--- Start of Information provided ---

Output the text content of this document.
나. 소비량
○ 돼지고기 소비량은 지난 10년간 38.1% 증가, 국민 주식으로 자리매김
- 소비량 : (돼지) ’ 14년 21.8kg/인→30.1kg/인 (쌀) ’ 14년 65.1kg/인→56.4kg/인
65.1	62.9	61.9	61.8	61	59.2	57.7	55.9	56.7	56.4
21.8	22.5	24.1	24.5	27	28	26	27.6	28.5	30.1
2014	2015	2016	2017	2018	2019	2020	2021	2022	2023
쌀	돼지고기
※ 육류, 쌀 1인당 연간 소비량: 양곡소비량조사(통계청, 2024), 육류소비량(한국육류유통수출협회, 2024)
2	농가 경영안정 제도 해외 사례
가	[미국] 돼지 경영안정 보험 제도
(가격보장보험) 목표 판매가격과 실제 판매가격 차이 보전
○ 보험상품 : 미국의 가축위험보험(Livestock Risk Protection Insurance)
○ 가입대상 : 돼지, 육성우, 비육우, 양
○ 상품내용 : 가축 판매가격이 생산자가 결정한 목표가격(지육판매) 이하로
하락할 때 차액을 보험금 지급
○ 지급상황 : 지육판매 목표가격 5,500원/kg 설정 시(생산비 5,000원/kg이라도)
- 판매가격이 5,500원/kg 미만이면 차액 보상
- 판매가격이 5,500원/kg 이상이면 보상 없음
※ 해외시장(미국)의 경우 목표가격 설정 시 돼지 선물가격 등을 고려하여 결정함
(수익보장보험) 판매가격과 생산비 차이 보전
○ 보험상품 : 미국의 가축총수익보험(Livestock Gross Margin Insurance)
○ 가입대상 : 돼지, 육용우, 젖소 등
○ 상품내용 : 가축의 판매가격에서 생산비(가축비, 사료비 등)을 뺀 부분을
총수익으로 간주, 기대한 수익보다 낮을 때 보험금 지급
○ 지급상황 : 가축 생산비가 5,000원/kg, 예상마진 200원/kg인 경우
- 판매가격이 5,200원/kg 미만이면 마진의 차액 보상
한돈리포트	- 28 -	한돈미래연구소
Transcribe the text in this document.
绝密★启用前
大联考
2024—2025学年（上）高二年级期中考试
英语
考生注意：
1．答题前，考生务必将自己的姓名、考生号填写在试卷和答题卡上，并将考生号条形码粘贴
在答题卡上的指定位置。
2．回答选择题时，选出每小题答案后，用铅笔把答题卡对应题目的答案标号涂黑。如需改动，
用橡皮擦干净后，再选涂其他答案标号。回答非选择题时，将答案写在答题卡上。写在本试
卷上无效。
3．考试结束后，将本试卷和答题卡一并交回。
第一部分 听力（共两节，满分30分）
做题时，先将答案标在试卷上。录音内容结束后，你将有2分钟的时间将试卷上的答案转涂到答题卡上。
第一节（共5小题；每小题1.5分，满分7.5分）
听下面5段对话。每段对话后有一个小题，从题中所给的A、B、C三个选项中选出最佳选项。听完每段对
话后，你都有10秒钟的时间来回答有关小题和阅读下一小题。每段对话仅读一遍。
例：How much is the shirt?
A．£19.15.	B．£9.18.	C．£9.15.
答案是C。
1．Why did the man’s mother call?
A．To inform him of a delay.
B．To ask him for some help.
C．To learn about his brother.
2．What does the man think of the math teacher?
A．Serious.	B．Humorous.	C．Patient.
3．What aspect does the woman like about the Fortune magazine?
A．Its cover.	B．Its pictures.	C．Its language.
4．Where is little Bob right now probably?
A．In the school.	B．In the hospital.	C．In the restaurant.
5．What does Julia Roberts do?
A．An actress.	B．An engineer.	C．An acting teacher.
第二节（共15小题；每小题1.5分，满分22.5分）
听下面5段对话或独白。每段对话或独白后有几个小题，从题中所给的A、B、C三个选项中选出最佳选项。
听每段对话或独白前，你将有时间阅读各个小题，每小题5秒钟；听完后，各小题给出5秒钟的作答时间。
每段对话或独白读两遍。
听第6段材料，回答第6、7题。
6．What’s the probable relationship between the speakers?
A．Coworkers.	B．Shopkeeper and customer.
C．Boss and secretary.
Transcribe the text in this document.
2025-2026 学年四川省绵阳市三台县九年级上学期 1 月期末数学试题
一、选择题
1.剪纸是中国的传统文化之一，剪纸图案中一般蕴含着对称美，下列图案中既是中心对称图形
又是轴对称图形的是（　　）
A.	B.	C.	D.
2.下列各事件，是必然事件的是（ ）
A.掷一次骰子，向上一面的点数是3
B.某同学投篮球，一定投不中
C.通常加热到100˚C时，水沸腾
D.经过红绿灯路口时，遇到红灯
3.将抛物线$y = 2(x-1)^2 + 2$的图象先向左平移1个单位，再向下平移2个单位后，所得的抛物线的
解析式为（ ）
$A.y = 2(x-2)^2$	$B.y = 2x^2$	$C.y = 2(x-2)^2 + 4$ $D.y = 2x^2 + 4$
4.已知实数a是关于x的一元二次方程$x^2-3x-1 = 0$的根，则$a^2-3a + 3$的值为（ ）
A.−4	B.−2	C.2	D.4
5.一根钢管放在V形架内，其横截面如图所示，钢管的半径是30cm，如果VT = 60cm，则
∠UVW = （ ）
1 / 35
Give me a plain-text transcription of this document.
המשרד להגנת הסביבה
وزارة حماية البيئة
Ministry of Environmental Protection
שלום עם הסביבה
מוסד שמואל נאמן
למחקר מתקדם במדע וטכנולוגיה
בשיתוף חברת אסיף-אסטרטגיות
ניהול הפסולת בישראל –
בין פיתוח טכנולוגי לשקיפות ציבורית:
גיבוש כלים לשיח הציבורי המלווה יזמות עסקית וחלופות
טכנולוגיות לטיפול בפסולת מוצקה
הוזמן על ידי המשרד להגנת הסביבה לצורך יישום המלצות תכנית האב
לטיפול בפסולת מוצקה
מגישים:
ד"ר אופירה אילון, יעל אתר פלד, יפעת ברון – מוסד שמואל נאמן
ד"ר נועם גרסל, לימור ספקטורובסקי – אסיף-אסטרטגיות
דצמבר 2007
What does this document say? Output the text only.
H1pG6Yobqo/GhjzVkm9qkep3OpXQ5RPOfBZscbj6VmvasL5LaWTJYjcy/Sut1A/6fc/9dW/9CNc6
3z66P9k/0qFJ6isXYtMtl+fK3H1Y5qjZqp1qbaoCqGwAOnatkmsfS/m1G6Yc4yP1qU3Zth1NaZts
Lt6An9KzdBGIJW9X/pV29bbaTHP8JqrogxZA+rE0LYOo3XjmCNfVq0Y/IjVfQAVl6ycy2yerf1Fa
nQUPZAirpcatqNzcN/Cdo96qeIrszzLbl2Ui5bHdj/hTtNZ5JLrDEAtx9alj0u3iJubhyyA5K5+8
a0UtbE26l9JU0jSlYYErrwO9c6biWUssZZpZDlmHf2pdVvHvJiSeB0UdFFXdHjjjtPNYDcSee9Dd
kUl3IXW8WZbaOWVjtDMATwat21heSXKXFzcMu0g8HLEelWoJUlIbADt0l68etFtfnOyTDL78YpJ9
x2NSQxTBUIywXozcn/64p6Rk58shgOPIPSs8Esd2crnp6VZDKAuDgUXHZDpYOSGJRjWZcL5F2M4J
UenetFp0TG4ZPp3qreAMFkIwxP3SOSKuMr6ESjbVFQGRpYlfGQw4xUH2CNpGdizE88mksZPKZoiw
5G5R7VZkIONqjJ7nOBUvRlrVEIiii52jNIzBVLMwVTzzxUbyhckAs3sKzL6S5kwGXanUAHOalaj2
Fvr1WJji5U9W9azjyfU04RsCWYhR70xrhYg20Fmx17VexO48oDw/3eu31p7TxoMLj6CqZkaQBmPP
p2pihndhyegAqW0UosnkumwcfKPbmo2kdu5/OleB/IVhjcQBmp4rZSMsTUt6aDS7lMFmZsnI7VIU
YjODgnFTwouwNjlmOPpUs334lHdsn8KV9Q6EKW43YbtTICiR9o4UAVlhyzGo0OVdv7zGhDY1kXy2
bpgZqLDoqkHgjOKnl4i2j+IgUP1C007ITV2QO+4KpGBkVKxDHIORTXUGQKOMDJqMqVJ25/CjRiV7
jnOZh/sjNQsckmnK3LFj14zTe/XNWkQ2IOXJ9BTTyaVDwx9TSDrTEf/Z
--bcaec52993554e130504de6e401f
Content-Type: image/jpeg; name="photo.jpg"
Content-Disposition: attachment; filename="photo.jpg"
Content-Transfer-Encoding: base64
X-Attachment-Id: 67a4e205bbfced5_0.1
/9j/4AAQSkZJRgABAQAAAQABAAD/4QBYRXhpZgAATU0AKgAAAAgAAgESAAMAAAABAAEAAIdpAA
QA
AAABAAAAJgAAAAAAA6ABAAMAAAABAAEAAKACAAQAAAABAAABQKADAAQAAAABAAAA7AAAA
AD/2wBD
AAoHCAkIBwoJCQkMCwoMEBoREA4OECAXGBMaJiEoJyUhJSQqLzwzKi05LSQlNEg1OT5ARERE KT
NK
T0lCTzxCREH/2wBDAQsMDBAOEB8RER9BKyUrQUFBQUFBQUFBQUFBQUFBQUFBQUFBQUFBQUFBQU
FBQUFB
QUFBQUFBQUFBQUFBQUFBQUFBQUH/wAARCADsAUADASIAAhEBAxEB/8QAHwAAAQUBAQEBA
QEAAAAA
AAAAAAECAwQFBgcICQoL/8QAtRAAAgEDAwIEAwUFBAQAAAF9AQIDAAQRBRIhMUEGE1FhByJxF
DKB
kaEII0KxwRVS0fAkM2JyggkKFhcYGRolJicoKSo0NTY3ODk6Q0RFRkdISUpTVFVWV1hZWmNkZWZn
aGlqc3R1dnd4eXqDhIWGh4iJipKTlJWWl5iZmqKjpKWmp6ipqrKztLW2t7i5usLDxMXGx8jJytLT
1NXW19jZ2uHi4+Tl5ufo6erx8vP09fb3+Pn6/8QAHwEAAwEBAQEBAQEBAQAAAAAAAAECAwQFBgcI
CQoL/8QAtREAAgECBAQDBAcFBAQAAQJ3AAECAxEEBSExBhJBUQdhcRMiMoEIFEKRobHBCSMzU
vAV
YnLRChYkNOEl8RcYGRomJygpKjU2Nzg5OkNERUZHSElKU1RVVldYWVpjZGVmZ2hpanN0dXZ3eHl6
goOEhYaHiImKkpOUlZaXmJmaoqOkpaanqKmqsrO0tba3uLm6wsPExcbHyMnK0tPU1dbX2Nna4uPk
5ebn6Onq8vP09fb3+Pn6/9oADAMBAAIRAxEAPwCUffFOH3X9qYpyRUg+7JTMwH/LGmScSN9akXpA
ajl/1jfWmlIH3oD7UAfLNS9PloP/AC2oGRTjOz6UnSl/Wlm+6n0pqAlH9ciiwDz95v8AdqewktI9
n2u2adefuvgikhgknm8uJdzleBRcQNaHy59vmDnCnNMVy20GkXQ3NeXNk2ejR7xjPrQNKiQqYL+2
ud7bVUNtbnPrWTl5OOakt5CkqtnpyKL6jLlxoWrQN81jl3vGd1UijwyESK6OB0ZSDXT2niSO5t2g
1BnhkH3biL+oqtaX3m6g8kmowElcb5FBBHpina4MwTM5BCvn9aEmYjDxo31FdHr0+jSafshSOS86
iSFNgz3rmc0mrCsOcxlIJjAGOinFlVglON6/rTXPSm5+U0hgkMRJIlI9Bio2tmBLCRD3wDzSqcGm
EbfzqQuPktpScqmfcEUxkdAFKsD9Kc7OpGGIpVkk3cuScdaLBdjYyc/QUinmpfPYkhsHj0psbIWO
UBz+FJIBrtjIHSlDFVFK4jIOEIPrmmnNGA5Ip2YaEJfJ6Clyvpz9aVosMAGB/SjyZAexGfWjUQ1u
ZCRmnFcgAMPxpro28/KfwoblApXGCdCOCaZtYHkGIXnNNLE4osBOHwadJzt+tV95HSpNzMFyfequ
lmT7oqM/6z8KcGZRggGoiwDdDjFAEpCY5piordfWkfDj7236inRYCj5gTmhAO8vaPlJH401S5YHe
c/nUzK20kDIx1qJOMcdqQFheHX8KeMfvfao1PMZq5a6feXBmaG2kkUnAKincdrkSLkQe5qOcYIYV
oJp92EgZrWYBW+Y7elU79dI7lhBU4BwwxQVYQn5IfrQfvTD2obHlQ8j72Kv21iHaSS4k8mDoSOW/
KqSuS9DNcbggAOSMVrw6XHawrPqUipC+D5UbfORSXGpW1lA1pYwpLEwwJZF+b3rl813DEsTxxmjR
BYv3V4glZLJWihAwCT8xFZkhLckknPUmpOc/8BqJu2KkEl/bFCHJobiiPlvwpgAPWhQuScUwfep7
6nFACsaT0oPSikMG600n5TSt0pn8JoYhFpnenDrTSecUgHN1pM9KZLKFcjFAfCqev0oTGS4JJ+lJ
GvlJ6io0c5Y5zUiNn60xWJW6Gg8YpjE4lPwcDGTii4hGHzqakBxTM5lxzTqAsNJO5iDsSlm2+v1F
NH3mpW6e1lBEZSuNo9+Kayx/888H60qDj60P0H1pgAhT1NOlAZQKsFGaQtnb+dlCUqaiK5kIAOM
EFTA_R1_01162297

--- End of Information provided ---

To do
From the entries above, return each line with the word "photo" in it.

Solution to this exercise
Content-Type: image/jpeg; name="photo.jpg"
Content-Disposition: attachment; filename="photo.jpg"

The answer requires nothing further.